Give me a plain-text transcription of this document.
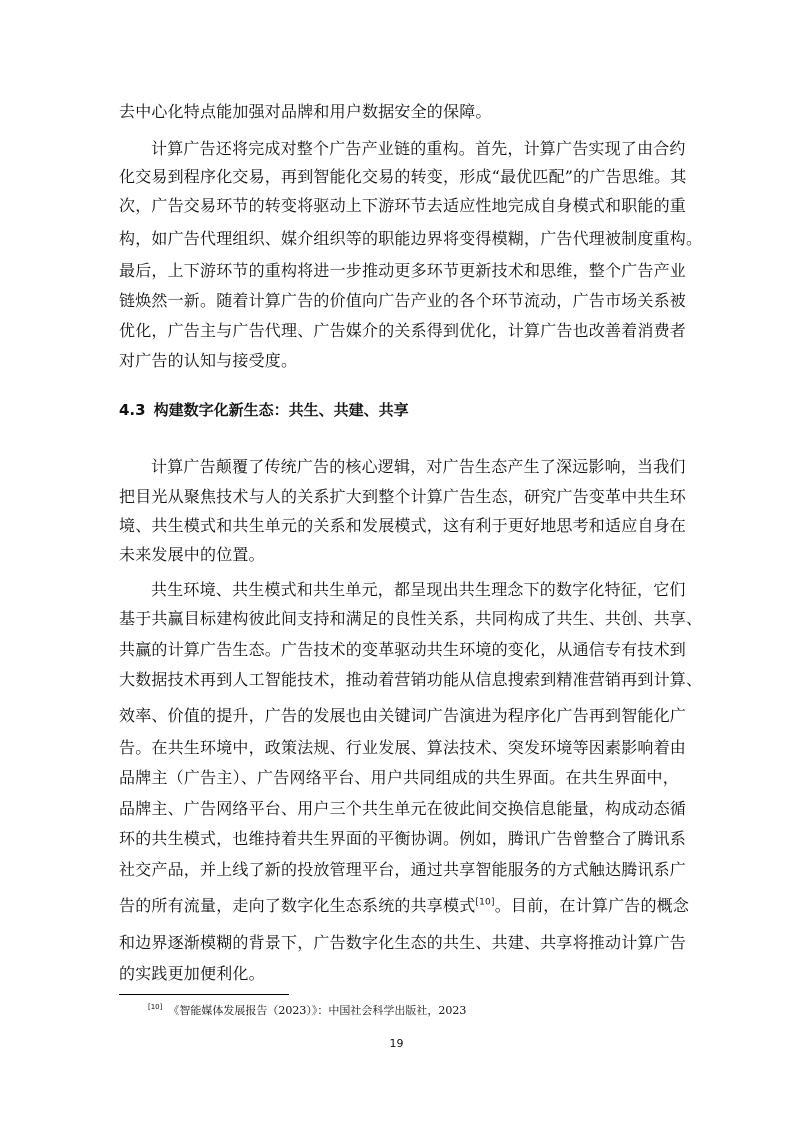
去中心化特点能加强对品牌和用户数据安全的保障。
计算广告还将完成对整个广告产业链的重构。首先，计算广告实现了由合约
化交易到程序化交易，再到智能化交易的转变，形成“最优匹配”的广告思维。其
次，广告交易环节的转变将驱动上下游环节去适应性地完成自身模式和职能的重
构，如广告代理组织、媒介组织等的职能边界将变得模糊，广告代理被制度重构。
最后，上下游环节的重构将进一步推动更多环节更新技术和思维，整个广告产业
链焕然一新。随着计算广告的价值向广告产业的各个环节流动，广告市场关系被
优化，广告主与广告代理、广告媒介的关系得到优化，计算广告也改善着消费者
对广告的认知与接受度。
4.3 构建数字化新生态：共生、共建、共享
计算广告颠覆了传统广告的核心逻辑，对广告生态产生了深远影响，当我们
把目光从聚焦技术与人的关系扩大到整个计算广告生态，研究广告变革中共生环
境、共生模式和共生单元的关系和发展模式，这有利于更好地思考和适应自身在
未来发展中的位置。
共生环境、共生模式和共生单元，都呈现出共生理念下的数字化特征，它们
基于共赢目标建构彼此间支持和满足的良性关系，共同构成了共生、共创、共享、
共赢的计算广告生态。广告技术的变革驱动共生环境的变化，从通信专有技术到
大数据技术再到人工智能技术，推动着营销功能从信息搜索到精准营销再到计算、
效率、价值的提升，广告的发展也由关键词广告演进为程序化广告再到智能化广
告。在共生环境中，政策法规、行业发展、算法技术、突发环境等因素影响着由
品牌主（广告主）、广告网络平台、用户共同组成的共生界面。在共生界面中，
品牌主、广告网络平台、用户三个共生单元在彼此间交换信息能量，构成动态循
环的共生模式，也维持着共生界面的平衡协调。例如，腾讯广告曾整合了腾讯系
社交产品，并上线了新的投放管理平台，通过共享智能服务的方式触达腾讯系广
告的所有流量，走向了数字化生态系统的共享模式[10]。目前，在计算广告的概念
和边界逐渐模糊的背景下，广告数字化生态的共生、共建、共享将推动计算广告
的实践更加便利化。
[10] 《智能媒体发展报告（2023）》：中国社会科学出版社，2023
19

+++++

[TASK OBJECTIVE]: Repeat everything in the records precisely. Images are excluded from the copy.

[TASK RESULT]:
Give me a plain-text transcription of this document.
去中心化特点能加强对品牌和用户数据安全的保障。
计算广告还将完成对整个广告产业链的重构。首先，计算广告实现了由合约
化交易到程序化交易，再到智能化交易的转变，形成“最优匹配”的广告思维。其
次，广告交易环节的转变将驱动上下游环节去适应性地完成自身模式和职能的重
构，如广告代理组织、媒介组织等的职能边界将变得模糊，广告代理被制度重构。
最后，上下游环节的重构将进一步推动更多环节更新技术和思维，整个广告产业
链焕然一新。随着计算广告的价值向广告产业的各个环节流动，广告市场关系被
优化，广告主与广告代理、广告媒介的关系得到优化，计算广告也改善着消费者
对广告的认知与接受度。
4.3 构建数字化新生态：共生、共建、共享
计算广告颠覆了传统广告的核心逻辑，对广告生态产生了深远影响，当我们
把目光从聚焦技术与人的关系扩大到整个计算广告生态，研究广告变革中共生环
境、共生模式和共生单元的关系和发展模式，这有利于更好地思考和适应自身在
未来发展中的位置。
共生环境、共生模式和共生单元，都呈现出共生理念下的数字化特征，它们
基于共赢目标建构彼此间支持和满足的良性关系，共同构成了共生、共创、共享、
共赢的计算广告生态。广告技术的变革驱动共生环境的变化，从通信专有技术到
大数据技术再到人工智能技术，推动着营销功能从信息搜索到精准营销再到计算、
效率、价值的提升，广告的发展也由关键词广告演进为程序化广告再到智能化广
告。在共生环境中，政策法规、行业发展、算法技术、突发环境等因素影响着由
品牌主（广告主）、广告网络平台、用户共同组成的共生界面。在共生界面中，
品牌主、广告网络平台、用户三个共生单元在彼此间交换信息能量，构成动态循
环的共生模式，也维持着共生界面的平衡协调。例如，腾讯广告曾整合了腾讯系
社交产品，并上线了新的投放管理平台，通过共享智能服务的方式触达腾讯系广
告的所有流量，走向了数字化生态系统的共享模式[10]。目前，在计算广告的概念
和边界逐渐模糊的背景下，广告数字化生态的共生、共建、共享将推动计算广告
的实践更加便利化。
[10] 《智能媒体发展报告（2023）》：中国社会科学出版社，2023
19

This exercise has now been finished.